Exercise objective>
Omit the images, then print each record below exactly as it reads.

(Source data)
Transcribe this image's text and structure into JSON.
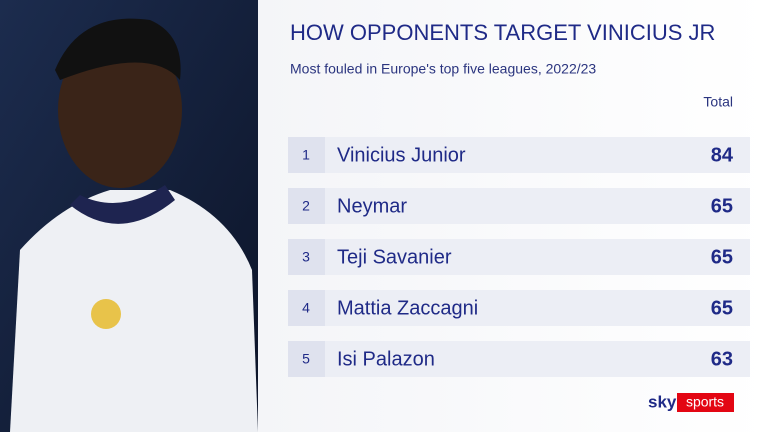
{
  "header": {
    "title": "HOW OPPONENTS TARGET VINICIUS JR",
    "subtitle": "Most fouled in Europe's top five leagues, 2022/23"
  },
  "table": {
    "column_header": "Total",
    "rows": [
      {
        "rank": 1,
        "name": "Vinicius Junior",
        "total": 84
      },
      {
        "rank": 2,
        "name": "Neymar",
        "total": 65
      },
      {
        "rank": 3,
        "name": "Teji Savanier",
        "total": 65
      },
      {
        "rank": 4,
        "name": "Mattia Zaccagni",
        "total": 65
      },
      {
        "rank": 5,
        "name": "Isi Palazon",
        "total": 63
      }
    ]
  },
  "logo": {
    "brand": "sky",
    "product": "sports"
  }
}
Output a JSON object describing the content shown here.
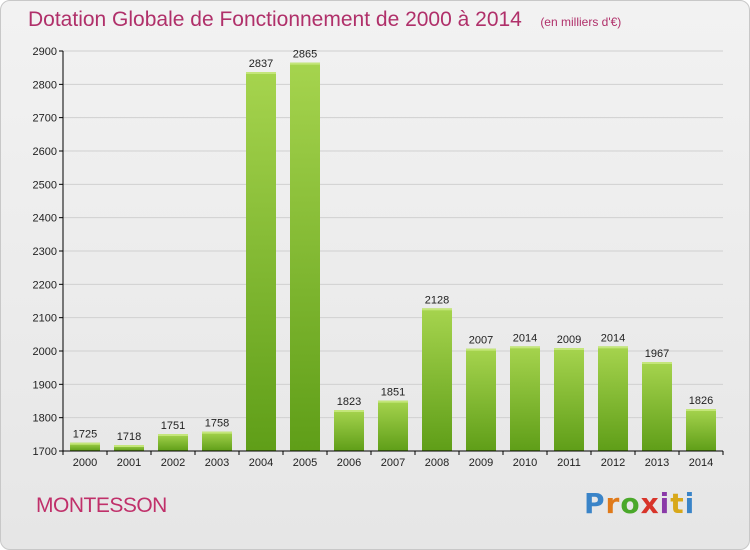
{
  "title": "Dotation Globale de Fonctionnement de 2000 à 2014",
  "subtitle": "(en milliers d'€)",
  "commune": "MONTESSON",
  "brand": "Proxiti",
  "brand_colors": [
    "#3a84c8",
    "#e07a1a",
    "#4aa82a",
    "#d8342a",
    "#8a3aa8",
    "#d8a81a",
    "#3a84c8"
  ],
  "colors": {
    "title": "#b0306a",
    "bar_light": "#a6d44e",
    "bar_dark": "#5f9e18",
    "grid": "#d0d0d0",
    "axis": "#000000"
  },
  "chart_data": {
    "type": "bar",
    "categories": [
      "2000",
      "2001",
      "2002",
      "2003",
      "2004",
      "2005",
      "2006",
      "2007",
      "2008",
      "2009",
      "2010",
      "2011",
      "2012",
      "2013",
      "2014"
    ],
    "values": [
      1725,
      1718,
      1751,
      1758,
      2837,
      2865,
      1823,
      1851,
      2128,
      2007,
      2014,
      2009,
      2014,
      1967,
      1826
    ],
    "title": "Dotation Globale de Fonctionnement de 2000 à 2014",
    "subtitle": "(en milliers d'€)",
    "xlabel": "",
    "ylabel": "",
    "ylim": [
      1700,
      2900
    ],
    "yticks": [
      1700,
      1800,
      1900,
      2000,
      2100,
      2200,
      2300,
      2400,
      2500,
      2600,
      2700,
      2800,
      2900
    ],
    "grid": true,
    "legend": "none"
  }
}
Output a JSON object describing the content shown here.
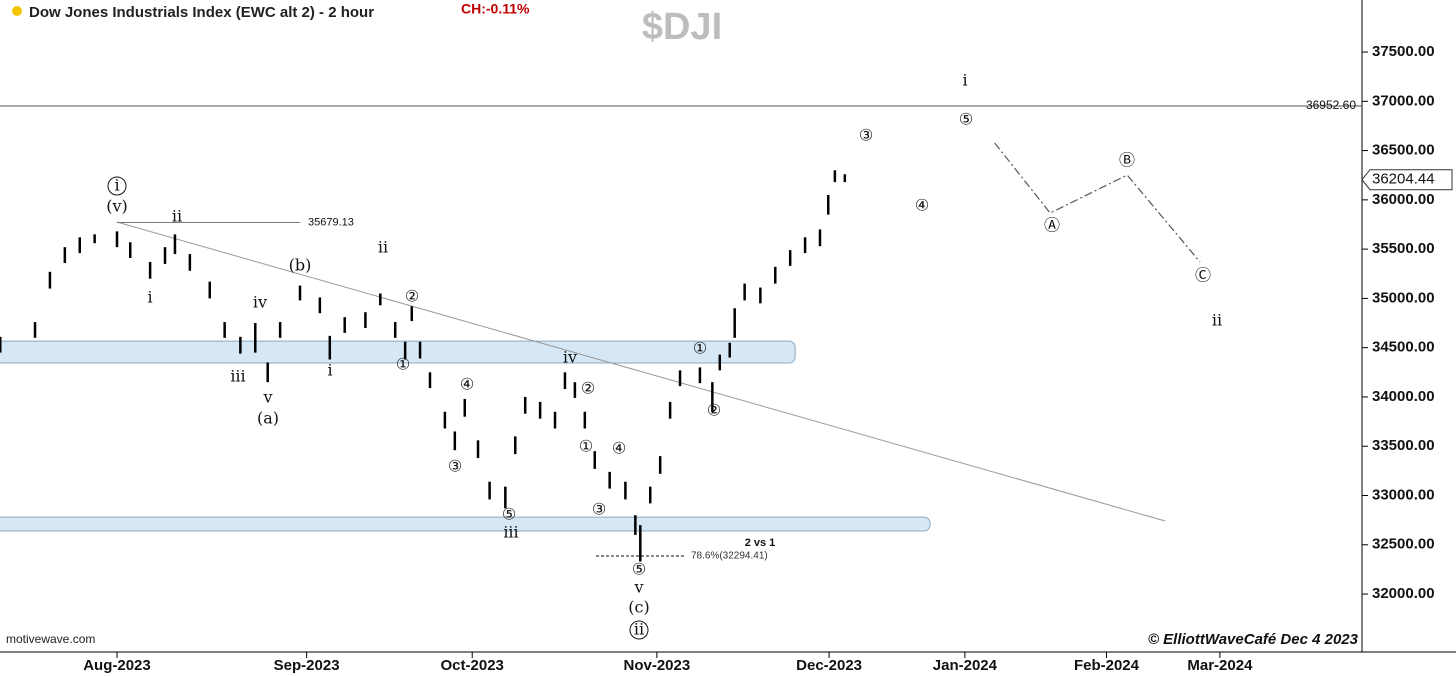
{
  "chart_data": {
    "type": "ohlc",
    "title": "Dow Jones Industrials Index (EWC alt 2) - 2 hour",
    "change": "CH:-0.11%",
    "symbol": "$DJI",
    "source": "motivewave.com",
    "credit": "© ElliottWaveCafé Dec 4 2023",
    "color": "#000000",
    "x": [
      -14.1,
      -9.9,
      -8.1,
      -6.3,
      -4.5,
      -2.7,
      0,
      1.6,
      4.0,
      5.8,
      7.0,
      8.8,
      11.2,
      13.0,
      14.9,
      16.7,
      18.2,
      19.7,
      22.1,
      24.5,
      25.7,
      27.5,
      30.0,
      31.8,
      33.6,
      34.8,
      35.6,
      36.6,
      37.8,
      39.6,
      40.8,
      42.0,
      43.6,
      45.0,
      46.9,
      48.1,
      49.3,
      51.1,
      52.9,
      54.1,
      55.3,
      56.5,
      57.7,
      59.5,
      61.4,
      62.6,
      63.2,
      64.4,
      65.6,
      66.8,
      68.0,
      70.4,
      71.9,
      72.8,
      74.0,
      74.6,
      75.8,
      77.7,
      79.5,
      81.3,
      83.1,
      84.9,
      85.9,
      86.7,
      87.9
    ],
    "high": [
      34610,
      34760,
      35270,
      35520,
      35620,
      35650,
      35680,
      35570,
      35370,
      35520,
      35650,
      35450,
      35170,
      34760,
      34610,
      34750,
      34350,
      34760,
      35130,
      35010,
      34620,
      34810,
      34860,
      35050,
      34760,
      34560,
      34920,
      34560,
      34250,
      33850,
      33650,
      33980,
      33560,
      33140,
      33090,
      33600,
      34000,
      33950,
      33850,
      34250,
      34150,
      33850,
      33450,
      33240,
      33140,
      32800,
      32700,
      33090,
      33400,
      33950,
      34270,
      34300,
      34150,
      34430,
      34550,
      34900,
      35150,
      35110,
      35320,
      35490,
      35620,
      35700,
      36050,
      36300,
      36260
    ],
    "low": [
      34450,
      34600,
      35100,
      35360,
      35460,
      35560,
      35520,
      35410,
      35200,
      35350,
      35450,
      35280,
      35000,
      34600,
      34440,
      34450,
      34150,
      34600,
      34980,
      34850,
      34380,
      34650,
      34700,
      34930,
      34600,
      34380,
      34770,
      34390,
      34090,
      33680,
      33460,
      33800,
      33380,
      32960,
      32870,
      33420,
      33830,
      33780,
      33680,
      34080,
      33990,
      33680,
      33270,
      33070,
      32960,
      32600,
      32330,
      32920,
      33220,
      33780,
      34110,
      34140,
      33850,
      34270,
      34400,
      34600,
      34980,
      34950,
      35150,
      35330,
      35460,
      35530,
      35850,
      36180,
      36180
    ],
    "last_price": {
      "value": 36204.44,
      "label": "36204.44"
    },
    "levels": [
      {
        "value": 36952.6,
        "label": "36952.60"
      },
      {
        "value": 35679.13,
        "label": "35679.13"
      },
      {
        "value": 32294.41,
        "label": "78.6%(32294.41)"
      }
    ],
    "zones": [
      {
        "from": 34344,
        "to": 34567,
        "x_end": 81.9
      },
      {
        "from": 32640,
        "to": 32781,
        "x_end": 98.2
      }
    ],
    "trendline": {
      "x": [
        0,
        126.6
      ],
      "y": [
        35775,
        32741
      ]
    },
    "projection": {
      "x": [
        106.0,
        112.7,
        122.0,
        130.8
      ],
      "y": [
        36577,
        35866,
        36252,
        35369
      ]
    },
    "note": "2 vs 1",
    "wave_labels": [
      "i",
      "(v)",
      "ii",
      "i",
      "iv",
      "iii",
      "v",
      "(a)",
      "(b)",
      "ii",
      "i",
      "②",
      "①",
      "iv",
      "④",
      "③",
      "⑤",
      "iii",
      "②",
      "①",
      "④",
      "③",
      "⑤",
      "v",
      "(c)",
      "ii",
      "①",
      "②",
      "③",
      "④",
      "⑤",
      "i",
      "Ⓐ",
      "Ⓑ",
      "Ⓒ",
      "ii"
    ],
    "xlim": [
      -14.13,
      150.36
    ],
    "ylim": [
      31412,
      38028
    ],
    "xticks": [
      {
        "value": 0,
        "label": "Aug-2023"
      },
      {
        "value": 22.9,
        "label": "Sep-2023"
      },
      {
        "value": 42.9,
        "label": "Oct-2023"
      },
      {
        "value": 65.2,
        "label": "Nov-2023"
      },
      {
        "value": 86.0,
        "label": "Dec-2023"
      },
      {
        "value": 102.4,
        "label": "Jan-2024"
      },
      {
        "value": 119.5,
        "label": "Feb-2024"
      },
      {
        "value": 133.2,
        "label": "Mar-2024"
      }
    ],
    "yticks": [
      {
        "value": 32000,
        "label": "32000.00"
      },
      {
        "value": 32500,
        "label": "32500.00"
      },
      {
        "value": 33000,
        "label": "33000.00"
      },
      {
        "value": 33500,
        "label": "33500.00"
      },
      {
        "value": 34000,
        "label": "34000.00"
      },
      {
        "value": 34500,
        "label": "34500.00"
      },
      {
        "value": 35000,
        "label": "35000.00"
      },
      {
        "value": 35500,
        "label": "35500.00"
      },
      {
        "value": 36000,
        "label": "36000.00"
      },
      {
        "value": 36500,
        "label": "36500.00"
      },
      {
        "value": 37000,
        "label": "37000.00"
      },
      {
        "value": 37500,
        "label": "37500.00"
      }
    ]
  }
}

Response to the exercise>
Transcribe this image's text and structure into JSON.
{
  "header": {
    "title": "HOW OPPONENTS TARGET VINICIUS JR",
    "subtitle": "Most fouled in Europe's top five leagues, 2022/23"
  },
  "table": {
    "column_header": "Total",
    "rows": [
      {
        "rank": 1,
        "name": "Vinicius Junior",
        "total": 84
      },
      {
        "rank": 2,
        "name": "Neymar",
        "total": 65
      },
      {
        "rank": 3,
        "name": "Teji Savanier",
        "total": 65
      },
      {
        "rank": 4,
        "name": "Mattia Zaccagni",
        "total": 65
      },
      {
        "rank": 5,
        "name": "Isi Palazon",
        "total": 63
      }
    ]
  },
  "logo": {
    "brand": "sky",
    "product": "sports"
  }
}
Output a JSON object describing the content shown here.
{
  "title": "Dotation Globale de Fonctionnement de 2000 à 2014",
  "subtitle": "(en milliers d'€)",
  "commune": "MONTESSON",
  "brand": "Proxiti",
  "brand_colors": [
    "#3a84c8",
    "#e07a1a",
    "#4aa82a",
    "#d8342a",
    "#8a3aa8",
    "#d8a81a",
    "#3a84c8"
  ],
  "colors": {
    "title": "#b0306a",
    "bar_light": "#a6d44e",
    "bar_dark": "#5f9e18",
    "grid": "#d0d0d0",
    "axis": "#000000"
  },
  "chart_data": {
    "type": "bar",
    "categories": [
      "2000",
      "2001",
      "2002",
      "2003",
      "2004",
      "2005",
      "2006",
      "2007",
      "2008",
      "2009",
      "2010",
      "2011",
      "2012",
      "2013",
      "2014"
    ],
    "values": [
      1725,
      1718,
      1751,
      1758,
      2837,
      2865,
      1823,
      1851,
      2128,
      2007,
      2014,
      2009,
      2014,
      1967,
      1826
    ],
    "title": "Dotation Globale de Fonctionnement de 2000 à 2014",
    "subtitle": "(en milliers d'€)",
    "xlabel": "",
    "ylabel": "",
    "ylim": [
      1700,
      2900
    ],
    "yticks": [
      1700,
      1800,
      1900,
      2000,
      2100,
      2200,
      2300,
      2400,
      2500,
      2600,
      2700,
      2800,
      2900
    ],
    "grid": true,
    "legend": "none"
  }
}
Output a JSON object describing the content shown here.
{
  "chart_data": {
    "type": "ohlc",
    "title": "Dow Jones Industrials Index (EWC alt 2) - 2 hour",
    "change": "CH:-0.11%",
    "symbol": "$DJI",
    "source": "motivewave.com",
    "credit": "© ElliottWaveCafé Dec 4 2023",
    "color": "#000000",
    "x": [
      -14.1,
      -9.9,
      -8.1,
      -6.3,
      -4.5,
      -2.7,
      0,
      1.6,
      4.0,
      5.8,
      7.0,
      8.8,
      11.2,
      13.0,
      14.9,
      16.7,
      18.2,
      19.7,
      22.1,
      24.5,
      25.7,
      27.5,
      30.0,
      31.8,
      33.6,
      34.8,
      35.6,
      36.6,
      37.8,
      39.6,
      40.8,
      42.0,
      43.6,
      45.0,
      46.9,
      48.1,
      49.3,
      51.1,
      52.9,
      54.1,
      55.3,
      56.5,
      57.7,
      59.5,
      61.4,
      62.6,
      63.2,
      64.4,
      65.6,
      66.8,
      68.0,
      70.4,
      71.9,
      72.8,
      74.0,
      74.6,
      75.8,
      77.7,
      79.5,
      81.3,
      83.1,
      84.9,
      85.9,
      86.7,
      87.9
    ],
    "high": [
      34610,
      34760,
      35270,
      35520,
      35620,
      35650,
      35680,
      35570,
      35370,
      35520,
      35650,
      35450,
      35170,
      34760,
      34610,
      34750,
      34350,
      34760,
      35130,
      35010,
      34620,
      34810,
      34860,
      35050,
      34760,
      34560,
      34920,
      34560,
      34250,
      33850,
      33650,
      33980,
      33560,
      33140,
      33090,
      33600,
      34000,
      33950,
      33850,
      34250,
      34150,
      33850,
      33450,
      33240,
      33140,
      32800,
      32700,
      33090,
      33400,
      33950,
      34270,
      34300,
      34150,
      34430,
      34550,
      34900,
      35150,
      35110,
      35320,
      35490,
      35620,
      35700,
      36050,
      36300,
      36260
    ],
    "low": [
      34450,
      34600,
      35100,
      35360,
      35460,
      35560,
      35520,
      35410,
      35200,
      35350,
      35450,
      35280,
      35000,
      34600,
      34440,
      34450,
      34150,
      34600,
      34980,
      34850,
      34380,
      34650,
      34700,
      34930,
      34600,
      34380,
      34770,
      34390,
      34090,
      33680,
      33460,
      33800,
      33380,
      32960,
      32870,
      33420,
      33830,
      33780,
      33680,
      34080,
      33990,
      33680,
      33270,
      33070,
      32960,
      32600,
      32330,
      32920,
      33220,
      33780,
      34110,
      34140,
      33850,
      34270,
      34400,
      34600,
      34980,
      34950,
      35150,
      35330,
      35460,
      35530,
      35850,
      36180,
      36180
    ],
    "last_price": {
      "value": 36204.44,
      "label": "36204.44"
    },
    "levels": [
      {
        "value": 36952.6,
        "label": "36952.60"
      },
      {
        "value": 35679.13,
        "label": "35679.13"
      },
      {
        "value": 32294.41,
        "label": "78.6%(32294.41)"
      }
    ],
    "zones": [
      {
        "from": 34344,
        "to": 34567,
        "x_end": 81.9
      },
      {
        "from": 32640,
        "to": 32781,
        "x_end": 98.2
      }
    ],
    "trendline": {
      "x": [
        0,
        126.6
      ],
      "y": [
        35775,
        32741
      ]
    },
    "projection": {
      "x": [
        106.0,
        112.7,
        122.0,
        130.8
      ],
      "y": [
        36577,
        35866,
        36252,
        35369
      ]
    },
    "note": "2 vs 1",
    "wave_labels": [
      "i",
      "(v)",
      "ii",
      "i",
      "iv",
      "iii",
      "v",
      "(a)",
      "(b)",
      "ii",
      "i",
      "②",
      "①",
      "iv",
      "④",
      "③",
      "⑤",
      "iii",
      "②",
      "①",
      "④",
      "③",
      "⑤",
      "v",
      "(c)",
      "ii",
      "①",
      "②",
      "③",
      "④",
      "⑤",
      "i",
      "Ⓐ",
      "Ⓑ",
      "Ⓒ",
      "ii"
    ],
    "xlim": [
      -14.13,
      150.36
    ],
    "ylim": [
      31412,
      38028
    ],
    "xticks": [
      {
        "value": 0,
        "label": "Aug-2023"
      },
      {
        "value": 22.9,
        "label": "Sep-2023"
      },
      {
        "value": 42.9,
        "label": "Oct-2023"
      },
      {
        "value": 65.2,
        "label": "Nov-2023"
      },
      {
        "value": 86.0,
        "label": "Dec-2023"
      },
      {
        "value": 102.4,
        "label": "Jan-2024"
      },
      {
        "value": 119.5,
        "label": "Feb-2024"
      },
      {
        "value": 133.2,
        "label": "Mar-2024"
      }
    ],
    "yticks": [
      {
        "value": 32000,
        "label": "32000.00"
      },
      {
        "value": 32500,
        "label": "32500.00"
      },
      {
        "value": 33000,
        "label": "33000.00"
      },
      {
        "value": 33500,
        "label": "33500.00"
      },
      {
        "value": 34000,
        "label": "34000.00"
      },
      {
        "value": 34500,
        "label": "34500.00"
      },
      {
        "value": 35000,
        "label": "35000.00"
      },
      {
        "value": 35500,
        "label": "35500.00"
      },
      {
        "value": 36000,
        "label": "36000.00"
      },
      {
        "value": 36500,
        "label": "36500.00"
      },
      {
        "value": 37000,
        "label": "37000.00"
      },
      {
        "value": 37500,
        "label": "37500.00"
      }
    ]
  }
}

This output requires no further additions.